Cage: Don’t do it. DON’T. Even though you’ll probably win, the emotional toll it will have on you will be humongous. You’ll slap him, he’ll cry, you’ll cry, and your life will be much sadder knowing that you made Cage cry. I suggest a friendly hug instead!

Eastman: Do NOT. You will not survive. He will roundhouse kick you, bite off your nuts, feed you to the wild animals, and make soup with your bones. Attempting to fight him is a deathwish.

Ligeti: It really depends. If you wanted to brute force through the fight, sure! Go ahead, piece of cake! Fight him! But if you wanted to tire him out first, 8/10 times Ligeti wins. Way too mentally strong for the average fighter. Full of stamina. Don’t.

Messiaen: Bird people are sensitive. He fought in a war but i don’t think that’s important in this particular case, since he is a bird person. Just punch a bird, and then punch Messiaen when he’s crying on the ground! Easy win.

STATED GOAL 1: What does the fight-advice passage suggest doing instead of fighting Cage?

DATA SUPPLIED:
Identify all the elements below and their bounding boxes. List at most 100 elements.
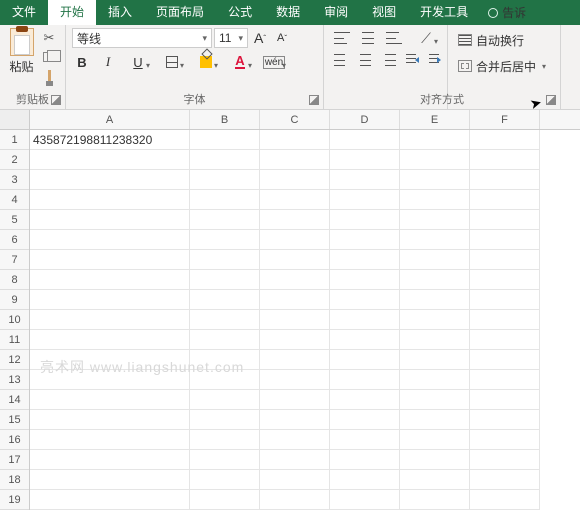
cell[interactable] bbox=[190, 330, 260, 350]
cell[interactable] bbox=[330, 170, 400, 190]
cell[interactable] bbox=[30, 310, 190, 330]
cell[interactable] bbox=[260, 450, 330, 470]
tab-home[interactable]: 开始 bbox=[48, 0, 96, 25]
cell[interactable] bbox=[30, 150, 190, 170]
cell[interactable] bbox=[30, 190, 190, 210]
cell[interactable] bbox=[330, 150, 400, 170]
format-painter-button[interactable] bbox=[39, 68, 59, 84]
align-top-button[interactable] bbox=[334, 32, 350, 44]
cell[interactable] bbox=[470, 250, 540, 270]
cell[interactable] bbox=[470, 390, 540, 410]
column-header[interactable]: D bbox=[330, 110, 400, 129]
cell[interactable] bbox=[400, 190, 470, 210]
cell[interactable] bbox=[470, 290, 540, 310]
cell[interactable] bbox=[30, 250, 190, 270]
row-header[interactable]: 8 bbox=[0, 270, 29, 290]
cell[interactable] bbox=[30, 290, 190, 310]
cell[interactable] bbox=[400, 390, 470, 410]
row-header[interactable]: 15 bbox=[0, 410, 29, 430]
cell[interactable] bbox=[470, 470, 540, 490]
cell[interactable] bbox=[330, 210, 400, 230]
cell[interactable] bbox=[190, 230, 260, 250]
row-header[interactable]: 12 bbox=[0, 350, 29, 370]
tab-view[interactable]: 视图 bbox=[360, 0, 408, 25]
cell[interactable] bbox=[260, 410, 330, 430]
row-header[interactable]: 11 bbox=[0, 330, 29, 350]
cell[interactable] bbox=[470, 270, 540, 290]
tab-page-layout[interactable]: 页面布局 bbox=[144, 0, 216, 25]
orientation-button[interactable]: ⟋ bbox=[412, 28, 440, 48]
cells-area[interactable]: 435872198811238320 bbox=[30, 130, 580, 510]
cell[interactable] bbox=[400, 470, 470, 490]
cell[interactable] bbox=[30, 410, 190, 430]
font-color-button[interactable]: A bbox=[226, 52, 254, 72]
cut-button[interactable]: ✂ bbox=[39, 30, 59, 46]
cell[interactable] bbox=[30, 330, 190, 350]
row-header[interactable]: 10 bbox=[0, 310, 29, 330]
cell[interactable] bbox=[470, 230, 540, 250]
cell[interactable] bbox=[470, 310, 540, 330]
cell[interactable] bbox=[190, 290, 260, 310]
cell[interactable] bbox=[330, 310, 400, 330]
cell[interactable] bbox=[470, 150, 540, 170]
cell[interactable]: 435872198811238320 bbox=[30, 130, 190, 150]
align-middle-button[interactable] bbox=[360, 32, 376, 44]
row-header[interactable]: 16 bbox=[0, 430, 29, 450]
cell[interactable] bbox=[400, 210, 470, 230]
column-header[interactable]: E bbox=[400, 110, 470, 129]
row-header[interactable]: 4 bbox=[0, 190, 29, 210]
cell[interactable] bbox=[470, 490, 540, 510]
cell[interactable] bbox=[190, 470, 260, 490]
row-header[interactable]: 17 bbox=[0, 450, 29, 470]
cell[interactable] bbox=[30, 390, 190, 410]
cell[interactable] bbox=[260, 470, 330, 490]
border-button[interactable] bbox=[158, 52, 186, 72]
cell[interactable] bbox=[330, 430, 400, 450]
cell[interactable] bbox=[330, 190, 400, 210]
cell[interactable] bbox=[330, 390, 400, 410]
wrap-text-button[interactable]: 自动换行 bbox=[454, 30, 554, 50]
cell[interactable] bbox=[330, 490, 400, 510]
row-header[interactable]: 7 bbox=[0, 250, 29, 270]
bold-button[interactable]: B bbox=[72, 52, 92, 72]
cell[interactable] bbox=[400, 450, 470, 470]
underline-button[interactable]: U bbox=[124, 52, 152, 72]
cell[interactable] bbox=[260, 170, 330, 190]
column-header[interactable]: A bbox=[30, 110, 190, 129]
cell[interactable] bbox=[190, 130, 260, 150]
cell[interactable] bbox=[260, 330, 330, 350]
cell[interactable] bbox=[470, 330, 540, 350]
column-header[interactable]: C bbox=[260, 110, 330, 129]
cell[interactable] bbox=[30, 230, 190, 250]
cell[interactable] bbox=[330, 290, 400, 310]
cell[interactable] bbox=[400, 250, 470, 270]
font-name-select[interactable]: 等线▾ bbox=[72, 28, 212, 48]
cell[interactable] bbox=[190, 450, 260, 470]
cell[interactable] bbox=[470, 410, 540, 430]
cell[interactable] bbox=[30, 210, 190, 230]
cell[interactable] bbox=[400, 490, 470, 510]
align-left-button[interactable] bbox=[334, 54, 348, 66]
cell[interactable] bbox=[190, 150, 260, 170]
column-header[interactable]: F bbox=[470, 110, 540, 129]
cell[interactable] bbox=[400, 270, 470, 290]
align-right-button[interactable] bbox=[382, 54, 396, 66]
cell[interactable] bbox=[400, 170, 470, 190]
cell[interactable] bbox=[190, 190, 260, 210]
phonetic-button[interactable]: wén bbox=[260, 52, 288, 72]
cell[interactable] bbox=[400, 130, 470, 150]
cell[interactable] bbox=[190, 430, 260, 450]
column-header[interactable]: B bbox=[190, 110, 260, 129]
row-header[interactable]: 9 bbox=[0, 290, 29, 310]
cell[interactable] bbox=[400, 310, 470, 330]
tell-me[interactable]: 告诉 bbox=[480, 0, 580, 25]
cell[interactable] bbox=[190, 250, 260, 270]
cell[interactable] bbox=[330, 350, 400, 370]
row-header[interactable]: 18 bbox=[0, 470, 29, 490]
copy-button[interactable] bbox=[39, 49, 59, 65]
align-bottom-button[interactable] bbox=[386, 32, 402, 44]
row-header[interactable]: 2 bbox=[0, 150, 29, 170]
cell[interactable] bbox=[190, 310, 260, 330]
cell[interactable] bbox=[30, 450, 190, 470]
font-dialog-launcher[interactable] bbox=[309, 95, 319, 105]
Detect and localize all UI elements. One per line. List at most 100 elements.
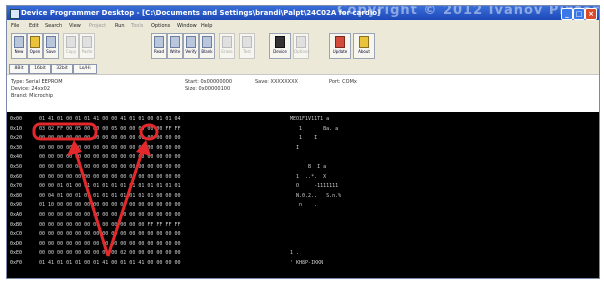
blank-label: Blank (201, 49, 213, 54)
menu-view[interactable]: View (69, 23, 81, 29)
open-button[interactable]: Open (27, 33, 43, 59)
hex-address: 0x30 (10, 144, 23, 151)
erase-label: Erase (221, 49, 233, 54)
menu-options[interactable]: Options (151, 23, 170, 29)
paste-button[interactable]: Paste (79, 33, 95, 59)
hex-row[interactable]: 0x20 00 00 00 00 00 00 00 00 00 00 00 00 … (7, 134, 599, 142)
tab-16bit[interactable]: 16bit (29, 64, 51, 74)
test-icon (242, 36, 252, 48)
hex-row[interactable]: 0xD0 00 00 00 00 00 00 00 00 00 00 00 00 … (7, 240, 599, 248)
new-file-icon (14, 36, 24, 48)
maximize-button[interactable]: □ (573, 8, 585, 20)
device-label: Device (273, 49, 287, 54)
hex-row[interactable]: 0x90 01 10 00 00 00 00 00 00 00 00 00 00 … (7, 201, 599, 209)
hex-ascii: ' KH8P-IKKN (290, 260, 324, 266)
hex-row[interactable]: 0xC0 00 00 00 00 00 00 00 00 00 00 00 00 … (7, 230, 599, 238)
menu-edit[interactable]: Edit (29, 23, 39, 29)
verify-icon (186, 36, 196, 48)
menu-bar: File Edit Search View Project Run Tools … (7, 21, 599, 31)
hex-ascii: MEO1F1V11T1 a (290, 116, 330, 122)
menu-file[interactable]: File (11, 23, 19, 29)
hex-row[interactable]: 0x70 00 00 01 01 00 01 01 01 01 01 01 01 … (7, 182, 599, 190)
menu-tools[interactable]: Tools (131, 23, 143, 29)
hex-address: 0x80 (10, 192, 23, 199)
hex-bytes[interactable]: 00 00 00 00 00 00 00 00 00 00 00 00 FF F… (39, 221, 180, 229)
hex-address: 0xE0 (10, 250, 23, 257)
hex-address: 0x70 (10, 183, 23, 190)
hex-bytes[interactable]: 01 10 00 00 00 00 00 00 00 00 00 00 00 0… (39, 201, 180, 209)
toolbar: New Open Save Copy Paste Read Write Veri… (7, 32, 599, 62)
write-button[interactable]: Write (167, 33, 183, 59)
menu-project[interactable]: Project (89, 23, 106, 29)
hex-ascii: 1 I (290, 135, 318, 142)
menu-search[interactable]: Search (45, 23, 62, 29)
hex-row[interactable]: 0x10 03 02 FF 00 05 00 00 00 05 00 00 00 … (7, 125, 599, 133)
menu-run[interactable]: Run (115, 23, 125, 29)
hex-row[interactable]: 0x60 00 00 00 00 00 00 00 00 00 00 00 00 … (7, 173, 599, 181)
device-button[interactable]: Device (269, 33, 291, 59)
test-button[interactable]: Test (239, 33, 255, 59)
hex-address: 0xF0 (10, 260, 23, 266)
hex-bytes[interactable]: 00 00 00 00 00 00 00 00 00 00 00 00 00 0… (39, 163, 180, 171)
hex-bytes[interactable]: 00 00 00 00 00 00 00 00 00 00 00 00 00 0… (39, 240, 180, 248)
erase-button[interactable]: Erase (219, 33, 235, 59)
hex-address: 0x20 (10, 135, 23, 142)
hex-ascii: 1 ..*. X (290, 173, 327, 180)
about-button[interactable]: About (353, 33, 375, 59)
hex-bytes[interactable]: 00 00 00 00 00 00 00 00 00 00 00 00 00 0… (39, 144, 180, 152)
hex-row[interactable]: 0x30 00 00 00 00 00 00 00 00 00 00 00 00 … (7, 144, 599, 152)
hex-address: 0xB0 (10, 221, 23, 228)
hex-bytes[interactable]: 01 41 01 01 01 00 01 41 00 01 01 41 00 0… (39, 259, 180, 267)
hex-bytes[interactable]: 00 00 00 00 00 00 00 00 00 00 00 00 00 0… (39, 153, 180, 161)
read-button[interactable]: Read (151, 33, 167, 59)
options-button[interactable]: Options (293, 33, 309, 59)
hex-row[interactable]: 0xF0 01 41 01 01 01 00 01 41 00 01 01 41 … (7, 259, 599, 267)
hex-ascii: I (290, 144, 300, 151)
hex-address: 0x10 (10, 125, 23, 132)
hex-row[interactable]: 0xA0 00 00 00 00 00 00 00 00 00 00 00 00 … (7, 211, 599, 219)
save-value: Save: XXXXXXXX (255, 79, 298, 85)
hex-row[interactable]: 0xB0 00 00 00 00 00 00 00 00 00 00 00 00 … (7, 221, 599, 229)
hex-row[interactable]: 0x40 00 00 00 00 00 00 00 00 00 00 00 00 … (7, 153, 599, 161)
blank-button[interactable]: Blank (199, 33, 215, 59)
hex-ascii: n . (290, 202, 318, 209)
new-button[interactable]: New (11, 33, 27, 59)
hex-bytes[interactable]: 03 02 FF 00 05 00 00 00 05 00 00 00 00 0… (39, 125, 180, 133)
menu-help[interactable]: Help (201, 23, 212, 29)
hex-row[interactable]: 0x80 00 04 01 00 01 01 01 01 01 01 01 01 … (7, 192, 599, 200)
hex-bytes[interactable]: 00 00 01 01 00 01 01 01 01 01 01 01 01 0… (39, 182, 180, 190)
hex-bytes[interactable]: 00 00 00 00 00 00 00 00 00 00 00 00 00 0… (39, 211, 180, 219)
hex-row[interactable]: 0xE0 00 00 00 00 00 00 00 00 00 02 00 00 … (7, 249, 599, 257)
hex-bytes[interactable]: 00 00 00 00 00 00 00 00 00 02 00 00 00 0… (39, 249, 180, 257)
hex-bytes[interactable]: 00 04 01 00 01 01 01 01 01 01 01 01 01 0… (39, 192, 180, 200)
menu-window[interactable]: Window (177, 23, 197, 29)
hex-ascii: 1 Ba. a (290, 125, 339, 132)
device-icon (275, 36, 285, 48)
tab-8bit[interactable]: 8Bit (9, 64, 29, 74)
update-button[interactable]: Update (329, 33, 351, 59)
hex-row[interactable]: 0x50 00 00 00 00 00 00 00 00 00 00 00 00 … (7, 163, 599, 171)
title-bar[interactable]: Device Programmer Desktop - [C:\Document… (7, 6, 599, 20)
tab-lohi[interactable]: Lo/Hi (73, 64, 97, 74)
hex-address: 0xD0 (10, 240, 23, 247)
close-button[interactable]: × (585, 8, 597, 20)
hex-bytes[interactable]: 00 00 00 00 00 00 00 00 00 00 00 00 00 0… (39, 230, 180, 238)
hex-bytes[interactable]: 01 41 01 00 01 01 41 00 00 41 01 01 00 0… (39, 115, 180, 123)
port-value: Port: COMx (329, 79, 357, 85)
hex-ascii: B I a (290, 164, 327, 170)
paste-icon (82, 36, 92, 48)
copy-button[interactable]: Copy (63, 33, 79, 59)
hex-address: 0xA0 (10, 212, 23, 218)
save-button[interactable]: Save (43, 33, 59, 59)
hex-dump-panel[interactable]: 0x00 01 41 01 00 01 01 41 00 00 41 01 01 … (7, 112, 599, 278)
hex-bytes[interactable]: 00 00 00 00 00 00 00 00 00 00 00 00 00 0… (39, 173, 180, 181)
hex-bytes[interactable]: 00 00 00 00 00 00 00 00 00 00 00 00 00 0… (39, 134, 180, 142)
tab-32bit[interactable]: 32bit (51, 64, 73, 74)
window-title: Device Programmer Desktop - [C:\Document… (21, 9, 381, 17)
hex-row[interactable]: 0x00 01 41 01 00 01 01 41 00 00 41 01 01 … (7, 115, 599, 123)
verify-button[interactable]: Verify (183, 33, 199, 59)
minimize-button[interactable]: _ (561, 8, 573, 20)
test-label: Test (243, 49, 251, 54)
hex-ascii: O -1111111 (290, 183, 339, 190)
blank-check-icon (202, 36, 212, 48)
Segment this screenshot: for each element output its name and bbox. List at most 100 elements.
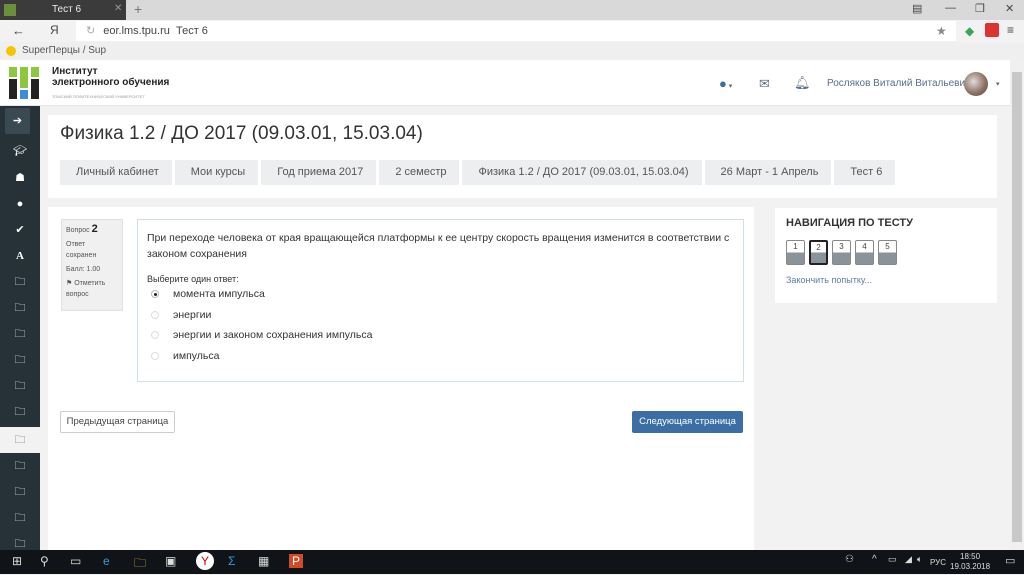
answer-prompt: Выберите один ответ: <box>147 274 239 284</box>
pdf-extension-icon[interactable] <box>985 23 999 37</box>
sidebar-folder-icon[interactable]: 🗀︎ <box>0 399 40 425</box>
app-icon[interactable]: ▦ <box>258 554 269 568</box>
edge-icon[interactable]: e <box>103 554 110 568</box>
bookmark-link[interactable]: SuperПерцы / Sup <box>22 45 106 56</box>
breadcrumb-item[interactable]: Личный кабинет <box>60 160 172 185</box>
clock[interactable]: 18:50 19.03.2018 <box>950 552 990 572</box>
tray-chevron-icon[interactable]: ^ <box>872 554 877 565</box>
sidebar-grades-icon[interactable]: A <box>0 243 40 269</box>
action-center-icon[interactable]: ▭ <box>1005 554 1015 567</box>
sidebar-folder-icon[interactable]: 🗀︎ <box>0 295 40 321</box>
close-window-button[interactable]: ✕ <box>1005 2 1014 15</box>
bookmark-star-icon[interactable]: ★ <box>936 24 947 38</box>
explorer-icon[interactable]: 🗀︎ <box>134 554 146 575</box>
question-score: Балл: 1.00 <box>66 266 101 273</box>
radio[interactable] <box>151 351 159 360</box>
radio-selected[interactable] <box>151 290 159 299</box>
breadcrumb-item[interactable]: Год приема 2017 <box>261 160 377 185</box>
close-tab-icon[interactable]: ✕ <box>114 3 122 14</box>
new-tab-button[interactable]: + <box>134 1 142 17</box>
brand-name: Институт электронного обучения <box>52 66 170 88</box>
minimize-button[interactable]: — <box>945 2 956 14</box>
yandex-icon[interactable]: Я <box>50 23 59 37</box>
radio[interactable] <box>151 331 159 340</box>
question-number: 2 <box>91 223 98 235</box>
tab-title: Тест 6 <box>52 4 82 15</box>
taskbar: ⊞ ⚲ ▭ e 🗀︎ ▣ Y Σ ▦ P ⚇ ^ ▭ ◢ 🔈︎ ▭ <box>0 550 1024 574</box>
sidebar-folder-icon[interactable]: 🗀︎ <box>0 453 40 479</box>
people-icon[interactable]: ⚇ <box>845 554 854 565</box>
bookmarks-bar: SuperПерцы / Sup <box>0 42 1024 60</box>
search-icon[interactable]: ⚲ <box>40 554 49 568</box>
answer-option[interactable]: энергии и законом сохранения импульса <box>147 325 734 346</box>
sidebar-folder-icon[interactable]: 🗀︎ <box>0 427 40 453</box>
breadcrumb-item[interactable]: Мои курсы <box>174 160 259 185</box>
radio[interactable] <box>151 310 159 319</box>
breadcrumb-item[interactable]: 26 Март - 1 Апрель <box>704 160 832 185</box>
browser-tab-bar <box>0 0 1024 20</box>
avatar[interactable] <box>964 72 988 96</box>
sigma-app-icon[interactable]: Σ <box>228 554 235 568</box>
answer-option[interactable]: момента импульса <box>147 284 734 305</box>
wifi-icon[interactable]: ◢ <box>905 554 912 565</box>
sidebar-folder-icon[interactable]: 🗀︎ <box>0 479 40 505</box>
sidebar-badges-icon[interactable]: ● <box>0 191 40 217</box>
reload-icon[interactable]: ↻ <box>86 25 95 37</box>
language-globe-icon[interactable]: ● ▾ <box>719 76 732 91</box>
quiz-page-button[interactable]: 4 <box>855 240 874 265</box>
battery-icon[interactable]: ▭ <box>888 554 897 565</box>
browser-tab[interactable]: Тест 6 ✕ <box>0 0 126 20</box>
sidebar-participants-icon[interactable]: ☗ <box>0 165 40 191</box>
scrollbar[interactable] <box>1010 60 1024 550</box>
quiz-page-button[interactable]: 1 <box>786 240 805 265</box>
quiz-page-button[interactable]: 3 <box>832 240 851 265</box>
site-logo[interactable] <box>9 67 39 99</box>
flag-icon: ⚑ <box>66 280 75 287</box>
finish-attempt-link[interactable]: Закончить попытку... <box>786 275 986 285</box>
sidebar-folder-icon[interactable]: 🗀︎ <box>0 347 40 373</box>
user-name[interactable]: Росляков Виталий Витальевич <box>827 78 970 89</box>
back-icon[interactable]: ← <box>12 23 25 38</box>
brand-subtitle: ТОМСКИЙ ПОЛИТЕХНИЧЕСКИЙ УНИВЕРСИТЕТ <box>52 94 145 99</box>
sidebar-toggle-icon[interactable]: ➔ <box>5 108 30 134</box>
sidebar-folder-icon[interactable]: 🗀︎ <box>0 269 40 295</box>
notifications-bell-icon[interactable]: 🔔︎ <box>794 75 811 91</box>
maximize-button[interactable]: ❐ <box>975 2 985 15</box>
sidebar-courses-icon[interactable]: 🎓︎ <box>0 138 40 164</box>
favicon-icon <box>4 4 16 16</box>
breadcrumb-item[interactable]: Физика 1.2 / ДО 2017 (09.03.01, 15.03.04… <box>462 160 702 185</box>
url-title: Тест 6 <box>175 25 208 37</box>
quiz-page-button-current[interactable]: 2 <box>809 240 828 265</box>
quiz-page-button[interactable]: 5 <box>878 240 897 265</box>
messages-icon[interactable]: ✉ <box>759 76 770 92</box>
breadcrumb-item[interactable]: Тест 6 <box>834 160 896 185</box>
flag-question-button[interactable]: ⚑ Отметить вопрос <box>66 278 118 300</box>
store-icon[interactable]: ▣ <box>165 554 176 568</box>
question-label: Вопрос <box>66 227 90 234</box>
start-icon[interactable]: ⊞ <box>12 554 22 568</box>
powerpoint-icon[interactable]: P <box>289 554 304 568</box>
user-menu-chevron-icon[interactable]: ▾ <box>996 80 1000 88</box>
menu-icon[interactable]: ≡ <box>1007 23 1014 37</box>
scrollbar-thumb[interactable] <box>1012 72 1022 542</box>
breadcrumb: Личный кабинет Мои курсы Год приема 2017… <box>60 160 898 185</box>
previous-page-button[interactable]: Предыдущая страница <box>60 411 175 433</box>
sidebar-folder-icon[interactable]: 🗀︎ <box>0 321 40 347</box>
breadcrumb-item[interactable]: 2 семестр <box>379 160 460 185</box>
option-label: импульса <box>173 349 220 362</box>
volume-icon[interactable]: 🔈︎ <box>917 554 922 565</box>
answer-option[interactable]: импульса <box>147 346 734 367</box>
url-input[interactable]: ↻ eor.lms.tpu.ru Тест 6 <box>76 21 956 41</box>
sidebar-competencies-icon[interactable]: ✔ <box>0 217 40 243</box>
sidebar: ➔ 🎓︎ ☗ ● ✔ A 🗀︎ 🗀︎ 🗀︎ 🗀︎ 🗀︎ 🗀︎ 🗀︎ 🗀︎ 🗀︎ … <box>0 106 40 550</box>
protect-icon[interactable]: ◆ <box>965 24 974 38</box>
next-page-button[interactable]: Следующая страница <box>632 411 743 433</box>
option-label: момента импульса <box>173 288 265 301</box>
answer-option[interactable]: энергии <box>147 305 734 326</box>
yandex-browser-icon[interactable]: Y <box>196 552 214 570</box>
tabs-menu-icon[interactable]: ▤ <box>912 2 922 15</box>
task-view-icon[interactable]: ▭ <box>70 554 81 568</box>
sidebar-folder-icon[interactable]: 🗀︎ <box>0 505 40 531</box>
input-language[interactable]: РУС <box>930 558 946 567</box>
sidebar-folder-icon[interactable]: 🗀︎ <box>0 373 40 399</box>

STATED GOAL 2: Pick out and copy every line in the entries that contains the word "Личный", matching its case exactly.

FINAL ANSWER 1: A friendly hug.

FINAL ANSWER 2:
breadcrumb-item[interactable]: Личный кабинет <box>60 160 172 185</box>
breadcrumb: Личный кабинет Мои курсы Год приема 2017… <box>60 160 898 185</box>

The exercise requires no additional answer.